Written request
Return the entries below in their exact form, leaving the pictures out.

Supplied material
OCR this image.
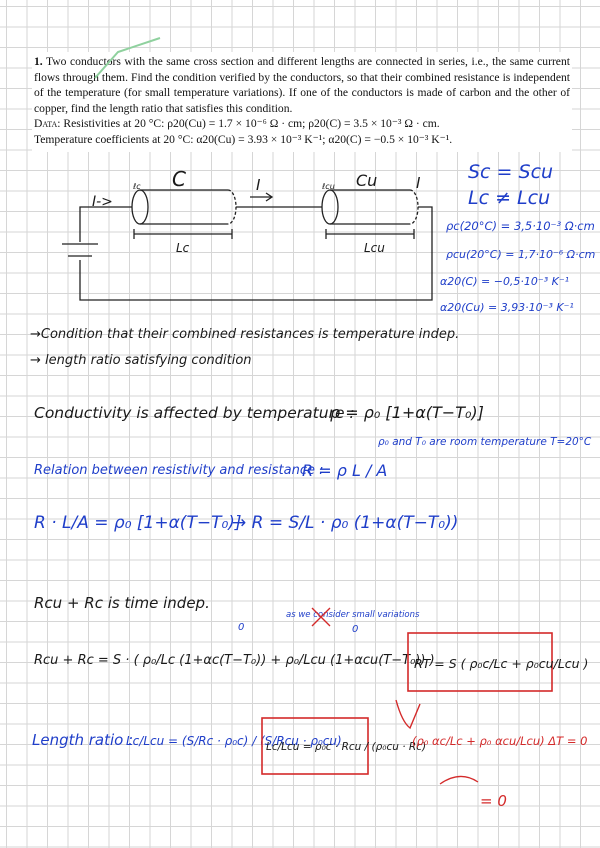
1. Two conductors with the same cross section and different lengths are connected in series, i.e., the same current flows through them. Find the condition verified by the conductors, so that their combined resistance is independent of the temperature (for small temperature variations). If one of the conductors is made of carbon and the other of copper, find the length ratio that satisfies this condition.
Data: Resistivities at 20 °C: ρ20(Cu) = 1.7 × 10⁻⁶ Ω · cm; ρ20(C) = 3.5 × 10⁻³ Ω · cm.
Temperature coefficients at 20 °C: α20(Cu) = 3.93 × 10⁻³ K⁻¹; α20(C) = −0.5 × 10⁻³ K⁻¹.
C	Cu
I	I
I->
ℓc	ℓcu
Lc	Lcu
Sc = Scu
Lc ≠ Lcu
ρc(20°C) = 3,5·10⁻³ Ω·cm
ρcu(20°C) = 1,7·10⁻⁶ Ω·cm
α20(C) = −0,5·10⁻³ K⁻¹
α20(Cu) = 3,93·10⁻³ K⁻¹
→Condition that their combined resistances is temperature indep.
→ length ratio satisfying condition
Conductivity is affected by temperature :
ρ = ρ₀ [1+α(T−T₀)]
ρ₀ and T₀ are room temperature T=20°C
Relation between resistivity and resistance :
R = ρ L / A
R · L/A = ρ₀ [1+α(T−T₀)]
→ R = S/L · ρ₀ (1+α(T−T₀))
Rcu + Rc is time indep.
as we consider small variations
0	0
Rcu + Rc = S · ( ρ₀/Lc (1+αc(T−T₀)) + ρ₀/Lcu (1+αcu(T−T₀)) )
RT = S ( ρ₀c/Lc + ρ₀cu/Lcu )
Length ratio :
Lc/Lcu = (S/Rc · ρ₀c) / (S/Rcu · ρ₀cu)
Lc/Lcu = ρ₀c · Rcu / (ρ₀cu · Rc)
(ρ₀ αc/Lc + ρ₀ αcu/Lcu) ΔT = 0
= 0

Full response
OCR this image.
1. Two conductors with the same cross section and different lengths are connected in series, i.e., the same current flows through them. Find the condition verified by the conductors, so that their combined resistance is independent of the temperature (for small temperature variations). If one of the conductors is made of carbon and the other of copper, find the length ratio that satisfies this condition.
Data: Resistivities at 20 °C: ρ20(Cu) = 1.7 × 10⁻⁶ Ω · cm; ρ20(C) = 3.5 × 10⁻³ Ω · cm.
Temperature coefficients at 20 °C: α20(Cu) = 3.93 × 10⁻³ K⁻¹; α20(C) = −0.5 × 10⁻³ K⁻¹.
C	Cu
I	I
I->
ℓc	ℓcu
Lc	Lcu
Sc = Scu
Lc ≠ Lcu
ρc(20°C) = 3,5·10⁻³ Ω·cm
ρcu(20°C) = 1,7·10⁻⁶ Ω·cm
α20(C) = −0,5·10⁻³ K⁻¹
α20(Cu) = 3,93·10⁻³ K⁻¹
→Condition that their combined resistances is temperature indep.
→ length ratio satisfying condition
Conductivity is affected by temperature :
ρ = ρ₀ [1+α(T−T₀)]
ρ₀ and T₀ are room temperature T=20°C
Relation between resistivity and resistance :
R = ρ L / A
R · L/A = ρ₀ [1+α(T−T₀)]
→ R = S/L · ρ₀ (1+α(T−T₀))
Rcu + Rc is time indep.
as we consider small variations
0	0
Rcu + Rc = S · ( ρ₀/Lc (1+αc(T−T₀)) + ρ₀/Lcu (1+αcu(T−T₀)) )
RT = S ( ρ₀c/Lc + ρ₀cu/Lcu )
Length ratio :
Lc/Lcu = (S/Rc · ρ₀c) / (S/Rcu · ρ₀cu)
Lc/Lcu = ρ₀c · Rcu / (ρ₀cu · Rc)
(ρ₀ αc/Lc + ρ₀ αcu/Lcu) ΔT = 0
= 0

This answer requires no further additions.